+++ Material shown
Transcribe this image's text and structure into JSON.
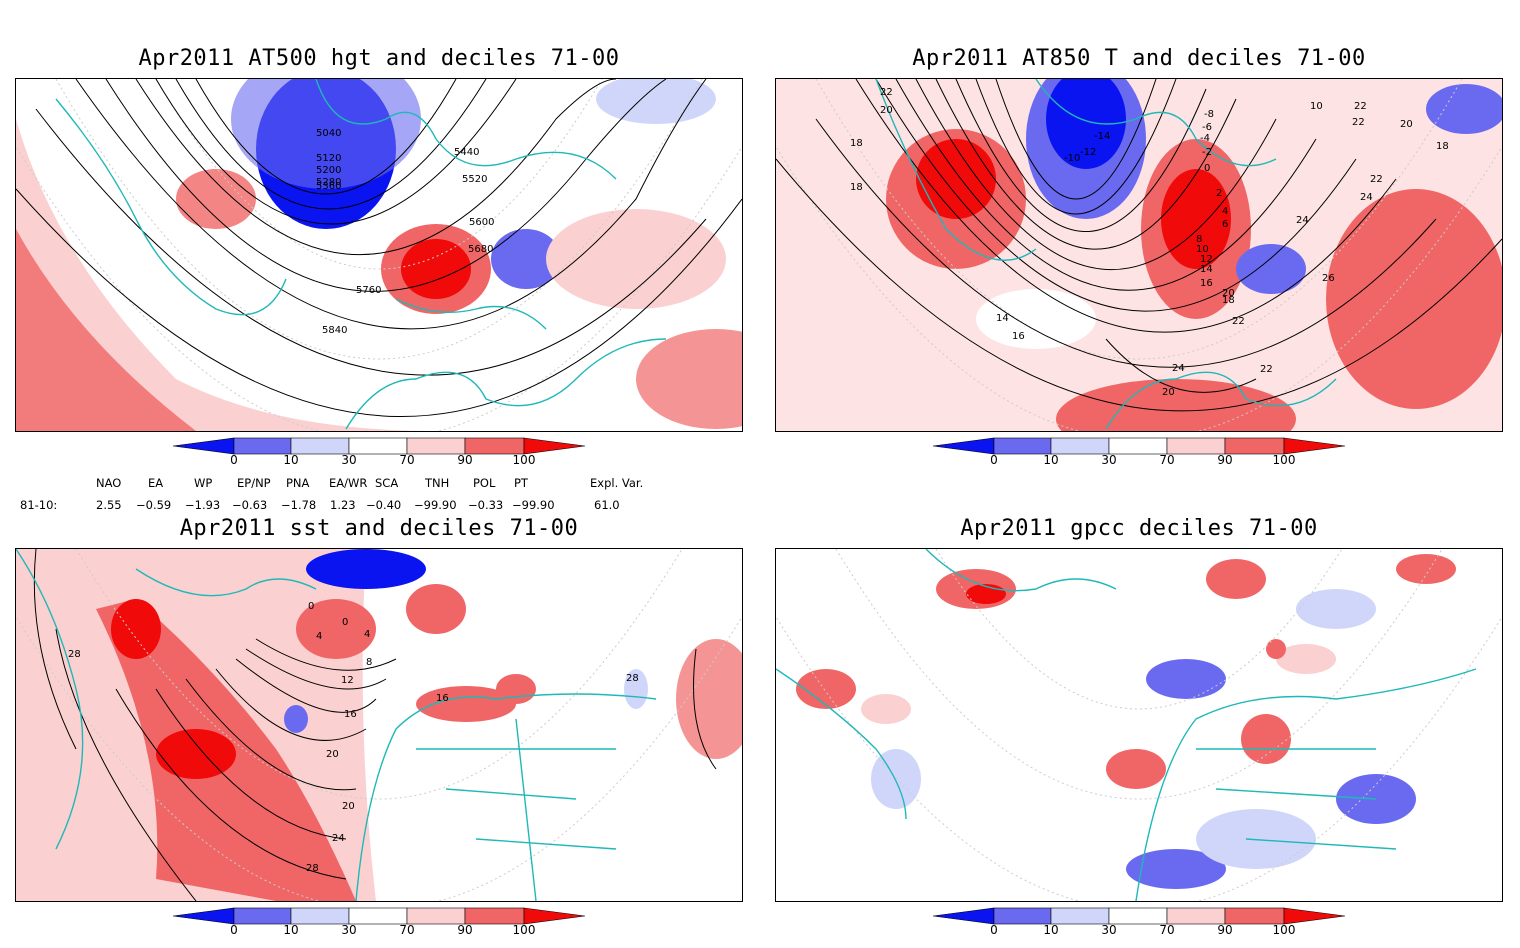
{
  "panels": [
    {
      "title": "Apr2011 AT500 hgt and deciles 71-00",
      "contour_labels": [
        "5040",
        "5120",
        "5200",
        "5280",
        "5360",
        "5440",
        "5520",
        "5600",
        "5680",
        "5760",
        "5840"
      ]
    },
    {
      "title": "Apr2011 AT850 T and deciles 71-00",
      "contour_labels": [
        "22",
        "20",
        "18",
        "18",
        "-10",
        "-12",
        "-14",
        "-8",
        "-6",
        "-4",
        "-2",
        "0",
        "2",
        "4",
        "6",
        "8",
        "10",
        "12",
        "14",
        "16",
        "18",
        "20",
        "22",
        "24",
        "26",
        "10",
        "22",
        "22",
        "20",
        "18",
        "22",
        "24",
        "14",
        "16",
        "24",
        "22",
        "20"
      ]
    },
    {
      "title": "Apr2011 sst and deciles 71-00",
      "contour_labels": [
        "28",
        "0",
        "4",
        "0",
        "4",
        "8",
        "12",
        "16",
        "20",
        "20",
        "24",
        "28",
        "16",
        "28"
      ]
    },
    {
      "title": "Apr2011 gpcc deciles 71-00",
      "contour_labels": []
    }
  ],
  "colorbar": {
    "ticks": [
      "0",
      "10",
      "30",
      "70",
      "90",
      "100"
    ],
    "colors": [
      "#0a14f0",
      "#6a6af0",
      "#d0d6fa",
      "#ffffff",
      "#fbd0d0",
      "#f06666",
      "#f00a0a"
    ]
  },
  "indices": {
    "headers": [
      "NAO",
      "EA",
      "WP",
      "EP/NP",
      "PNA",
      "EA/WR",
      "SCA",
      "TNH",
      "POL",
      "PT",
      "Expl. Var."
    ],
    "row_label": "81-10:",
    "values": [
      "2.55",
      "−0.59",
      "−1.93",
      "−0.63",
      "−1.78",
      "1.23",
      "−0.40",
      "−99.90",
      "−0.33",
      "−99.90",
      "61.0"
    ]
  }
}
++++++
+++ Material shown
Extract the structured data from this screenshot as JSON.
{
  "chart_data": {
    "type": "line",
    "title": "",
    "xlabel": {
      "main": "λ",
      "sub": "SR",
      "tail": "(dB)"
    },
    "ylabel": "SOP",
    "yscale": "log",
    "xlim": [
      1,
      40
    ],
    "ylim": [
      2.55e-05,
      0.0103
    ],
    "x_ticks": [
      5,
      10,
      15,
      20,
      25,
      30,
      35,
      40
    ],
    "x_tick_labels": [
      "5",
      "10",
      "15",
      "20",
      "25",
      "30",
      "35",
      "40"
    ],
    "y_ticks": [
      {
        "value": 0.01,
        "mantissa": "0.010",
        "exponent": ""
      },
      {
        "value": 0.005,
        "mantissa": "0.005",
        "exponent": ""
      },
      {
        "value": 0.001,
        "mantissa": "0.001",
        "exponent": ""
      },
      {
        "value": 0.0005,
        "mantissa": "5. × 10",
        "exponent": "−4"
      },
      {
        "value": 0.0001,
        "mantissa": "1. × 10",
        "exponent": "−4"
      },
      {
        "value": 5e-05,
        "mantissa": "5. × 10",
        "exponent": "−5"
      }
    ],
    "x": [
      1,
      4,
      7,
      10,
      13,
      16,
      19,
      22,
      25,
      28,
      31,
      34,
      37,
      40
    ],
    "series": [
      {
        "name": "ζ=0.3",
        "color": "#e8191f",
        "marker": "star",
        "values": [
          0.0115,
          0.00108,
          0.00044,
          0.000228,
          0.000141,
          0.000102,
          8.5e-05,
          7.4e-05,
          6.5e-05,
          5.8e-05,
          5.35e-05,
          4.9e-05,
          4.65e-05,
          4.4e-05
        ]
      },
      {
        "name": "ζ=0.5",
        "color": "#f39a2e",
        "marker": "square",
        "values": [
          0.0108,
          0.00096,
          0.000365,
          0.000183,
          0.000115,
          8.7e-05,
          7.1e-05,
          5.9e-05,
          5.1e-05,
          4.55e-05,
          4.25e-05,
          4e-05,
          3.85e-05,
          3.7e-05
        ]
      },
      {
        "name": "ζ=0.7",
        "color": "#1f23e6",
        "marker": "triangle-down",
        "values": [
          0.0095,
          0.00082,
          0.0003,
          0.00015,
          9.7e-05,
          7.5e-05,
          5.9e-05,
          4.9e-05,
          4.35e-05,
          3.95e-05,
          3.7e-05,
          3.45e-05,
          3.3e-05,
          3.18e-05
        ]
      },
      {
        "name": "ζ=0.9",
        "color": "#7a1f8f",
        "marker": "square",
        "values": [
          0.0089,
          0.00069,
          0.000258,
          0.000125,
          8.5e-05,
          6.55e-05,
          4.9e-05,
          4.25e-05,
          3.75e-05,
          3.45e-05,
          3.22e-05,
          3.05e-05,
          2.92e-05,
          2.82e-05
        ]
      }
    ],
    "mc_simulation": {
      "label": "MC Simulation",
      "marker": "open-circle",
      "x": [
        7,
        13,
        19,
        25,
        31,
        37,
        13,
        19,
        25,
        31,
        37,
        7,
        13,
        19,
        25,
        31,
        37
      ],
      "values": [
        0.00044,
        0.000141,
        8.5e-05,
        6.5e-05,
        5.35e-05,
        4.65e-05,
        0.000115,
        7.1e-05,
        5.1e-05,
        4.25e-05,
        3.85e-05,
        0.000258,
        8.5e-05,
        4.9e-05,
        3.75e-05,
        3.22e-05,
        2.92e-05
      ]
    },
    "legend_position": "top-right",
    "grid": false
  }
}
++++++
In the records above, locate each line with the word "this". Copy all such lines.

The result:
Transcribe this image's text and structure into JSON.
Extract the structured data from this screenshot as JSON.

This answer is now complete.